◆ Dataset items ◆
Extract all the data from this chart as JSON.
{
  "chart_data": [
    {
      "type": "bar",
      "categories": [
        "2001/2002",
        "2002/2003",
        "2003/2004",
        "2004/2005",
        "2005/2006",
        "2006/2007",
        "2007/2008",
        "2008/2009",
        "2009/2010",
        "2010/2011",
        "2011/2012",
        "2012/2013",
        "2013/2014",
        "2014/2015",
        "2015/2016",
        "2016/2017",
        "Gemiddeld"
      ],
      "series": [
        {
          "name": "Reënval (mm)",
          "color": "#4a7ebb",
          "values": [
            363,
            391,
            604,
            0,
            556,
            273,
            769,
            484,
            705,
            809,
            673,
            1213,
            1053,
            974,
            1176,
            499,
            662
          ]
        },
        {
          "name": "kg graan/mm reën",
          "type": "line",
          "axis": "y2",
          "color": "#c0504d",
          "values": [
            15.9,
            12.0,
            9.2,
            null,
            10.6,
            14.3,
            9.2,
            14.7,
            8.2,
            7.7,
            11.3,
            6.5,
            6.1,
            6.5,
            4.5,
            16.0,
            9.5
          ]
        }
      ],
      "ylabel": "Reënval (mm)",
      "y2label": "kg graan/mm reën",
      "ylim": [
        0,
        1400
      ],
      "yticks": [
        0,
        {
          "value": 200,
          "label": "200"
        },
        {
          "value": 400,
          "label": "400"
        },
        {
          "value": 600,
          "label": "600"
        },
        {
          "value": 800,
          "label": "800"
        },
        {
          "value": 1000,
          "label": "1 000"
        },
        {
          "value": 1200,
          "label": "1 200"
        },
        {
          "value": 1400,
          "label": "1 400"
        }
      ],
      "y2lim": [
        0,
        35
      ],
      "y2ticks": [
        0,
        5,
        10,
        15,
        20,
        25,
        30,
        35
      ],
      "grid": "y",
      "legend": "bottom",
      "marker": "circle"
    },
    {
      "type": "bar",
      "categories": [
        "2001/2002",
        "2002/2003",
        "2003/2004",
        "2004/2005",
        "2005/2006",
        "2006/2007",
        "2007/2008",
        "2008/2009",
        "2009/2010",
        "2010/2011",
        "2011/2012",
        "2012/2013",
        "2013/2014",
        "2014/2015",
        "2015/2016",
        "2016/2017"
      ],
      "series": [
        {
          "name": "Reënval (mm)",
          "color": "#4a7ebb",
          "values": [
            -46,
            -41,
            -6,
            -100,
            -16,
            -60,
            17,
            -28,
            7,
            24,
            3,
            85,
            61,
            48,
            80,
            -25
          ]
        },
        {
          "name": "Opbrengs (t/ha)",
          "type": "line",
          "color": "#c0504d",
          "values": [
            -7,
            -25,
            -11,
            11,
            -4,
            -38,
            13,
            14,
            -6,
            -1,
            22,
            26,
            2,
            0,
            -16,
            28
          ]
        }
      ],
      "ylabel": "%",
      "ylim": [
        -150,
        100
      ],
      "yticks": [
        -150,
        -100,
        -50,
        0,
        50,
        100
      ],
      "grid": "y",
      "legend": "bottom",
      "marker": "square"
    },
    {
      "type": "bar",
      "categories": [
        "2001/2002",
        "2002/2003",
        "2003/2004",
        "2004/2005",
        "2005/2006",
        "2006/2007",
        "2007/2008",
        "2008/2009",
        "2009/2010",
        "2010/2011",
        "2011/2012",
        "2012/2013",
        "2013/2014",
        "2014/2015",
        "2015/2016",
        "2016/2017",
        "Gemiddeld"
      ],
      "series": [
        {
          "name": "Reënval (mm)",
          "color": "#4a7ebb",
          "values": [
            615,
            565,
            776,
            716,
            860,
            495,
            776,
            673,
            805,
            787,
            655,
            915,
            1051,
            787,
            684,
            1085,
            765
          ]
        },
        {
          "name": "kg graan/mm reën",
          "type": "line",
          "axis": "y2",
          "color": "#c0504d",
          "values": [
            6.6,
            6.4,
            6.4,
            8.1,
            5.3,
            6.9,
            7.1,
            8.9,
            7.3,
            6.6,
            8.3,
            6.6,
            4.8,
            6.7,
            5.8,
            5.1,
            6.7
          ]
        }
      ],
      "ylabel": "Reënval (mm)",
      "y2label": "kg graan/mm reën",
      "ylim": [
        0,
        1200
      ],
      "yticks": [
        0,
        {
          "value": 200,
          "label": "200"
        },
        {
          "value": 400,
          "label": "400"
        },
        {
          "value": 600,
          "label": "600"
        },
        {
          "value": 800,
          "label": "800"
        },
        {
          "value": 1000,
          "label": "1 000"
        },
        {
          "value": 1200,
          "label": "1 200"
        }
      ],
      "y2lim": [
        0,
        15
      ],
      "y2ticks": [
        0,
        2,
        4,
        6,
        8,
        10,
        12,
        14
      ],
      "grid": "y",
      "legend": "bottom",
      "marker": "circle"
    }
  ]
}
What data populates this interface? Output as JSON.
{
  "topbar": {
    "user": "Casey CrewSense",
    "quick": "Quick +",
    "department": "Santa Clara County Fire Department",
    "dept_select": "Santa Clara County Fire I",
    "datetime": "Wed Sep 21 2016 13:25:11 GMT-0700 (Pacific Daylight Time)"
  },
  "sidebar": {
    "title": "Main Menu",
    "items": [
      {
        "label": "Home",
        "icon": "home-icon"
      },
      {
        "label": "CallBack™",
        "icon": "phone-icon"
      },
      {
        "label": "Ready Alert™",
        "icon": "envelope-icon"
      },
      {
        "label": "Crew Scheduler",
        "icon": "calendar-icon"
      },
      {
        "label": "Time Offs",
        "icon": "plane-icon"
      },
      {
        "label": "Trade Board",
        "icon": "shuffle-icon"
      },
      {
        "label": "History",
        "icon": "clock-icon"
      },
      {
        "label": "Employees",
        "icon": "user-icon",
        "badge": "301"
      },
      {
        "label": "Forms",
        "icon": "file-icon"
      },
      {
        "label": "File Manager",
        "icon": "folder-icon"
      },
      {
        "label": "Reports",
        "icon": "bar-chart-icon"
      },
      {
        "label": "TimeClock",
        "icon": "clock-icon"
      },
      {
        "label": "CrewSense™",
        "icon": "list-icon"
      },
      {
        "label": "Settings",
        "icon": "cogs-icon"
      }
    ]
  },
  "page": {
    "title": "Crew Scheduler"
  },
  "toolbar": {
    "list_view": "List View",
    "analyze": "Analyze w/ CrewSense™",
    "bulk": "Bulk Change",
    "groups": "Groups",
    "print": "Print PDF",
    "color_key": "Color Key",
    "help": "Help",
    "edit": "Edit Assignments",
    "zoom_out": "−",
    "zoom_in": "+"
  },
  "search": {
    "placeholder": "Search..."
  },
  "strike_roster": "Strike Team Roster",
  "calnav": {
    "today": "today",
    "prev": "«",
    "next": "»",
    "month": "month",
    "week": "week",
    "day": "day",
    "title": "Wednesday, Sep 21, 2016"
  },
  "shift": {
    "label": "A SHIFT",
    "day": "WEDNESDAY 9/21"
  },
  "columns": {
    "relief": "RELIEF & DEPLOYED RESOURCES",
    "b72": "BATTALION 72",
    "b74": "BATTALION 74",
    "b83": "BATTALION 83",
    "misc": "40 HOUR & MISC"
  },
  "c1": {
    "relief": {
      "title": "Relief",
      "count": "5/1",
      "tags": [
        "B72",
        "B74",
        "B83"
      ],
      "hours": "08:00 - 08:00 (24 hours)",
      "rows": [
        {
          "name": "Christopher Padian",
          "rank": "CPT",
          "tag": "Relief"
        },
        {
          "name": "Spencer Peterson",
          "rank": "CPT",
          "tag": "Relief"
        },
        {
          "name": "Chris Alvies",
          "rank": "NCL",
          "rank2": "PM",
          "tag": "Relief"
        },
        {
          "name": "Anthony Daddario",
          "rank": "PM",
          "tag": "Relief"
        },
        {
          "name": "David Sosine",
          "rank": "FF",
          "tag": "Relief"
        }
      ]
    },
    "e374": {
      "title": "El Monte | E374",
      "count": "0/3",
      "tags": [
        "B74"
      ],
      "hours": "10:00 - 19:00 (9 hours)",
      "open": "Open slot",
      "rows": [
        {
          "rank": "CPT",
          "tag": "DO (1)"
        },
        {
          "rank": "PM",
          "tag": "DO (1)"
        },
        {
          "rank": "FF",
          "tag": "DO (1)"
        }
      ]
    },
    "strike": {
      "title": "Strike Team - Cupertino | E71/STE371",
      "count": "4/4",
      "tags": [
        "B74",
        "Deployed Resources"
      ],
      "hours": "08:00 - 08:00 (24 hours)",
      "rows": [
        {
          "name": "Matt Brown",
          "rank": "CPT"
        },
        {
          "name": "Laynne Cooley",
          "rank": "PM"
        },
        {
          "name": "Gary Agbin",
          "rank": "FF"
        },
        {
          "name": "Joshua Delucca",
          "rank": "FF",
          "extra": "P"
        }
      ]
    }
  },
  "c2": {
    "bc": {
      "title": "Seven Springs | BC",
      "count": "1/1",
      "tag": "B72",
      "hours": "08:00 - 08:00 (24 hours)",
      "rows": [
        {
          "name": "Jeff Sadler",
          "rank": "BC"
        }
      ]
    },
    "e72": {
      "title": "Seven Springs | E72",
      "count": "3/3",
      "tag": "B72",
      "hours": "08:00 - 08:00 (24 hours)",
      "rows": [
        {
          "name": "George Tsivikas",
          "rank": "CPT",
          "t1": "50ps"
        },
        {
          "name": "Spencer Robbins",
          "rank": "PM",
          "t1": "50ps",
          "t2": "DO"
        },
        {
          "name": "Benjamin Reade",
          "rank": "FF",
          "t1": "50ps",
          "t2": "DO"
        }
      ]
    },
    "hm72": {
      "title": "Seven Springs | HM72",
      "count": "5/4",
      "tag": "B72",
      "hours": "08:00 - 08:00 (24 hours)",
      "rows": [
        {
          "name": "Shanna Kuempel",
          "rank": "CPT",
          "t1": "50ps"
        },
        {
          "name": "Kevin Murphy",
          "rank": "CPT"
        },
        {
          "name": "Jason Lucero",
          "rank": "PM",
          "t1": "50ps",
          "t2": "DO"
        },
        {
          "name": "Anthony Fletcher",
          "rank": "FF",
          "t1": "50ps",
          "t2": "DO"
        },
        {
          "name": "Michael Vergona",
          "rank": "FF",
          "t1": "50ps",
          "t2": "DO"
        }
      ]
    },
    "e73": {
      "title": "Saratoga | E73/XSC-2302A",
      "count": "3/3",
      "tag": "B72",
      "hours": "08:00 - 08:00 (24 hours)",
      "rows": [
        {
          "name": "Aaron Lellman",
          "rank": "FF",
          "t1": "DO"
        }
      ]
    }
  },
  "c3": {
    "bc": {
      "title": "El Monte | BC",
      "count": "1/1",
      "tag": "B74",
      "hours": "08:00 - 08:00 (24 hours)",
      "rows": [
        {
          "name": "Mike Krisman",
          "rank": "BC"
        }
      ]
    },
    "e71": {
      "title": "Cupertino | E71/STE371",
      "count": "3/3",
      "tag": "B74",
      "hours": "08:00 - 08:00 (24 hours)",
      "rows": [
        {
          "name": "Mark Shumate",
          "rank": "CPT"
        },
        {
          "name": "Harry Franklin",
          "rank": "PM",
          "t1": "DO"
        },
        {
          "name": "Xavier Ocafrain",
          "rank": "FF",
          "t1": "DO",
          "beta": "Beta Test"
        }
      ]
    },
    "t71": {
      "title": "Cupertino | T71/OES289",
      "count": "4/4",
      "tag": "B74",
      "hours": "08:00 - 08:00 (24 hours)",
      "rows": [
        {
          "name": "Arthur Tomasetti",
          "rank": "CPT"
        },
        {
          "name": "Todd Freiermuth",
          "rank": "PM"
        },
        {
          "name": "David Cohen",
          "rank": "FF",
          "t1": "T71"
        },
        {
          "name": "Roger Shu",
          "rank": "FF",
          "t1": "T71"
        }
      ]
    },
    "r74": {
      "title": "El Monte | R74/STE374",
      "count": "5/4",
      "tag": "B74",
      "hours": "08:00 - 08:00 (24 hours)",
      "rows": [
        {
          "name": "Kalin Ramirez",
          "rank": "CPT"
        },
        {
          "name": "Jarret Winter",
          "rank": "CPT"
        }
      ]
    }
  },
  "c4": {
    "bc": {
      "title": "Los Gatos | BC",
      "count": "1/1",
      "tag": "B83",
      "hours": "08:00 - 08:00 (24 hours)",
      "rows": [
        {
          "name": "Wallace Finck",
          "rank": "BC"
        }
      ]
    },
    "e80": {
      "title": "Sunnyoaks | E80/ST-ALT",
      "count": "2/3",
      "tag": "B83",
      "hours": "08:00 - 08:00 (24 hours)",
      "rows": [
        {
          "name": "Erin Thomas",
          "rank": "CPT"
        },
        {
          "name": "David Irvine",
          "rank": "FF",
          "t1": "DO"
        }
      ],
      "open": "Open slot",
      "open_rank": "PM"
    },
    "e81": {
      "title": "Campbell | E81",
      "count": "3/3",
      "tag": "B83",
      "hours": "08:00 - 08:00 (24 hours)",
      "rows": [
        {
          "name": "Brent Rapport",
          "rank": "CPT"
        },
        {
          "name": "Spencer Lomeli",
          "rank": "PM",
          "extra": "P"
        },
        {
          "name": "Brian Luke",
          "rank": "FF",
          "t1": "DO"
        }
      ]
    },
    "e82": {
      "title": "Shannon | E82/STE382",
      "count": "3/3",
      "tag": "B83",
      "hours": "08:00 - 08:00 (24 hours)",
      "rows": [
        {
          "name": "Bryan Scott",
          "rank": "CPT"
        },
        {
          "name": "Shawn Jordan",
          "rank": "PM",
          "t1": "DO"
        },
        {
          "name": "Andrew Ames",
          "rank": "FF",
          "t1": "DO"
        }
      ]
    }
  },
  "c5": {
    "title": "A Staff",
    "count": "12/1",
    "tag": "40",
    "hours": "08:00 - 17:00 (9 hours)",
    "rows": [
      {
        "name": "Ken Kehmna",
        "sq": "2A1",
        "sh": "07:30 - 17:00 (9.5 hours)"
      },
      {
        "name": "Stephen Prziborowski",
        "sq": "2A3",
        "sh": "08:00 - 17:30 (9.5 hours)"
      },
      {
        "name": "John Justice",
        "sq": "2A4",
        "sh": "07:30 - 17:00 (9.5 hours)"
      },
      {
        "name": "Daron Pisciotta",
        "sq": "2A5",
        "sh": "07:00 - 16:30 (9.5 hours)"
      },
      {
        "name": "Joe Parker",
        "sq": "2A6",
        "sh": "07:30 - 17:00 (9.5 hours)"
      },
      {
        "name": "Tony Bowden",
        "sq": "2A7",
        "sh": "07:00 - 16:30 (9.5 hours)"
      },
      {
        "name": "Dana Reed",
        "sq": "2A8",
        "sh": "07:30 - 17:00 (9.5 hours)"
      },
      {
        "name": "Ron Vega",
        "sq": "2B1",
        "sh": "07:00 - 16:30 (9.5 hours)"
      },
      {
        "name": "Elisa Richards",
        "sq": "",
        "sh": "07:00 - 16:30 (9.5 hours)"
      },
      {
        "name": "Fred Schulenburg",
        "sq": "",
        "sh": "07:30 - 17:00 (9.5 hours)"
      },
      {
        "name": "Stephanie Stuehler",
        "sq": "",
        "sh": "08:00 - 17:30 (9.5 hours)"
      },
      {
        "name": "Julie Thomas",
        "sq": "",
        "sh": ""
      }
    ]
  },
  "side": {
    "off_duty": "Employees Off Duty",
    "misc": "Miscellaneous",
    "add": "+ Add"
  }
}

◆ Work to do ◆
Show each line in the entries that holds the string "Monte".

◆ Response to this exercise ◆
      "title": "El Monte | E374",
      "title": "El Monte | BC",
      "title": "El Monte | R74/STE374",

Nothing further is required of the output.